• _Required task_:
Can you pull out each line of the data below that includes the word "Färben"?

Entries from a dataset:
## start
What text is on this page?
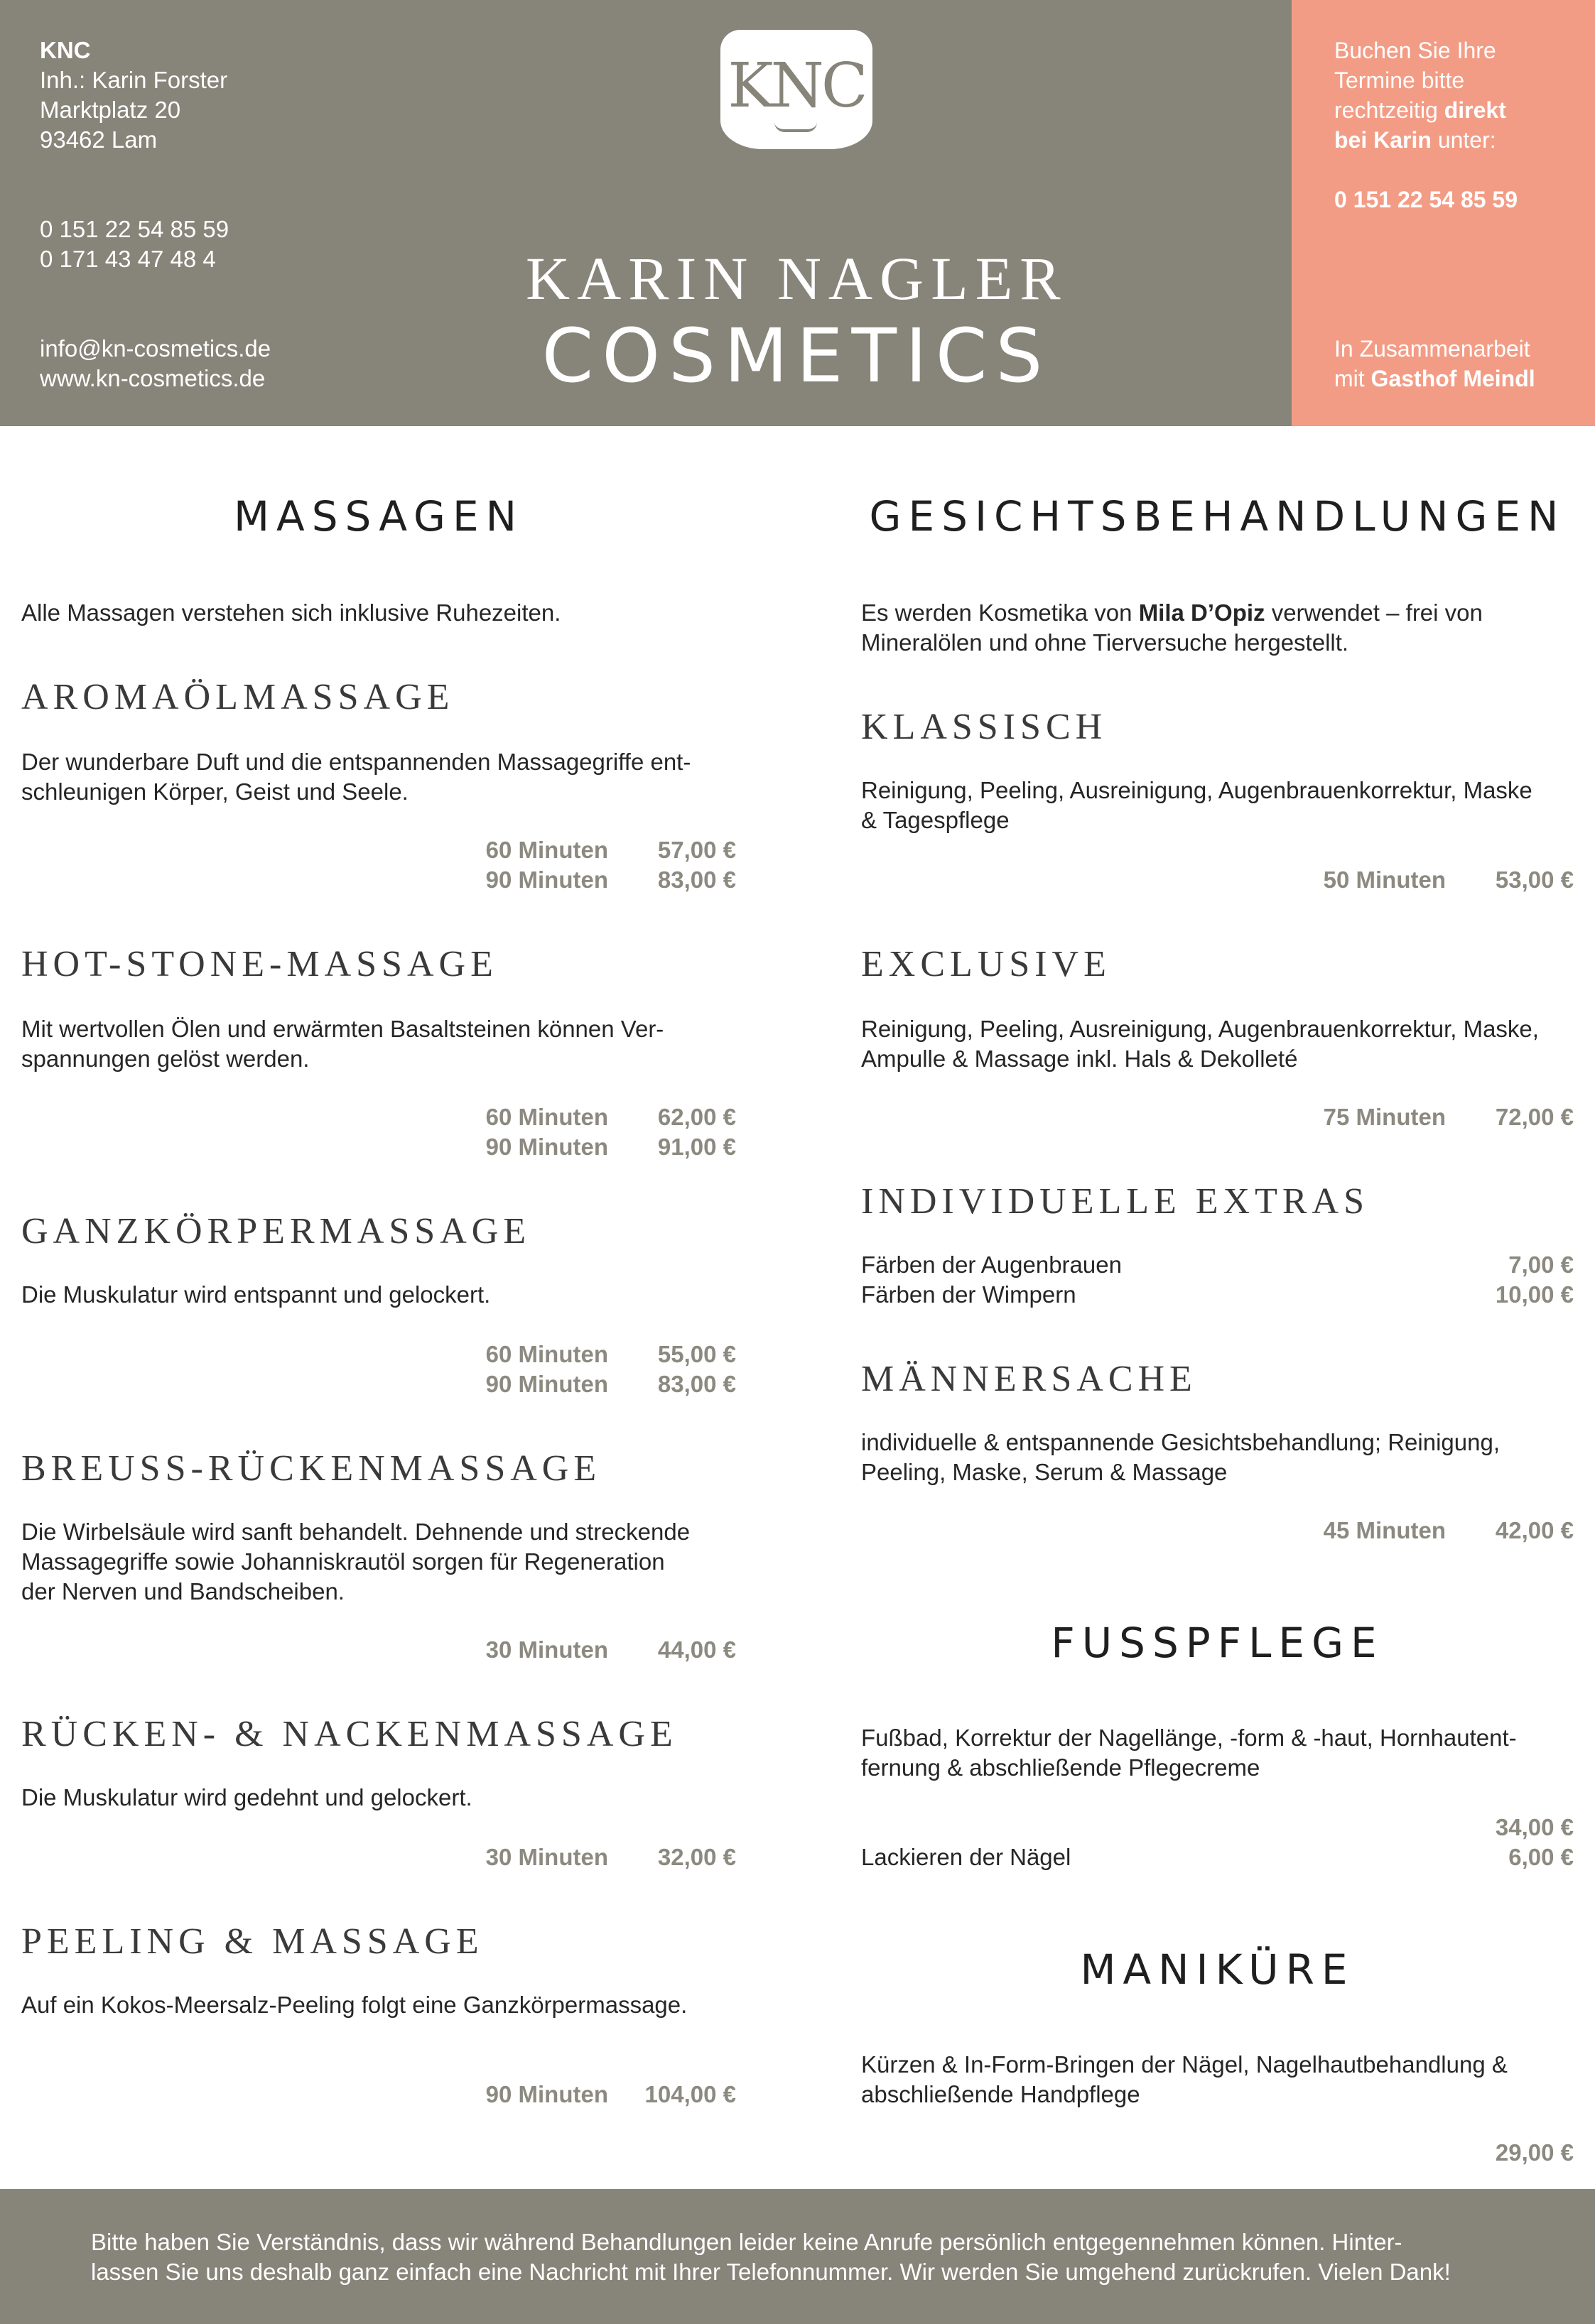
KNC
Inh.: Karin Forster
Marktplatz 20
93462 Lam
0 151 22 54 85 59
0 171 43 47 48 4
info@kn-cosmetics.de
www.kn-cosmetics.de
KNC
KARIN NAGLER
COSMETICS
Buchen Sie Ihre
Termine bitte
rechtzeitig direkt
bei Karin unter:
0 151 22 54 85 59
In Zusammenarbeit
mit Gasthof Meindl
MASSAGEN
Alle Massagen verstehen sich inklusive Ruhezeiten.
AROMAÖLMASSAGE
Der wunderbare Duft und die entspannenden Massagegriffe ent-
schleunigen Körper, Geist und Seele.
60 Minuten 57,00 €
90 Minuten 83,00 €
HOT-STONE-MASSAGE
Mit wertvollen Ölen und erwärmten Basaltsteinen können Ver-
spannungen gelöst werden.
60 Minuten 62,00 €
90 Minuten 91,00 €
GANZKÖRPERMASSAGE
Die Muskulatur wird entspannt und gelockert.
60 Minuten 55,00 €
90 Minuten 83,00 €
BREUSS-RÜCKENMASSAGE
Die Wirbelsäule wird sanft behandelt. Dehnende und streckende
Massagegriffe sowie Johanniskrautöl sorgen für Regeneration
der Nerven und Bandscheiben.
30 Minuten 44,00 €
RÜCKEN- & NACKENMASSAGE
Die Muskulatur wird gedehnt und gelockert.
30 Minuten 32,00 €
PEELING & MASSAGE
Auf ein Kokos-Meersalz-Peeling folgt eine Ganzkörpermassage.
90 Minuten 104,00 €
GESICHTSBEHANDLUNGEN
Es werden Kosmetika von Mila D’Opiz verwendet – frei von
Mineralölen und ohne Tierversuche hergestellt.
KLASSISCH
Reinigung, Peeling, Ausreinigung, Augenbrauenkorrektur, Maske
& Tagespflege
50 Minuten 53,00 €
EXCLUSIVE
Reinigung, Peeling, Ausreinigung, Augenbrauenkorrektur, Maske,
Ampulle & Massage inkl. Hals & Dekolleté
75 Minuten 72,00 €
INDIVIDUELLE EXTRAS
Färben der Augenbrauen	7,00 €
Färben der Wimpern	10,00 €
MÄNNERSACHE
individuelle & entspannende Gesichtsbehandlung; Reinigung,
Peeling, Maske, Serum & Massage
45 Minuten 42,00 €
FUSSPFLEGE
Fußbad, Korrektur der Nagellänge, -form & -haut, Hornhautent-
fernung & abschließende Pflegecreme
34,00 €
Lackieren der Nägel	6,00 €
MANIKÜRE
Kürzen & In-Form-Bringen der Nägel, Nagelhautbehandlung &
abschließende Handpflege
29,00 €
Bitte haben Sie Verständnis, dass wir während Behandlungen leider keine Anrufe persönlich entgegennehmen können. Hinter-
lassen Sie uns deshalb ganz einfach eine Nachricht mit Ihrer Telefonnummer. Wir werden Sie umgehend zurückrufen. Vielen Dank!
## end
• _Output below_:
Färben der Augenbrauen	7,00 €
Färben der Wimpern	10,00 €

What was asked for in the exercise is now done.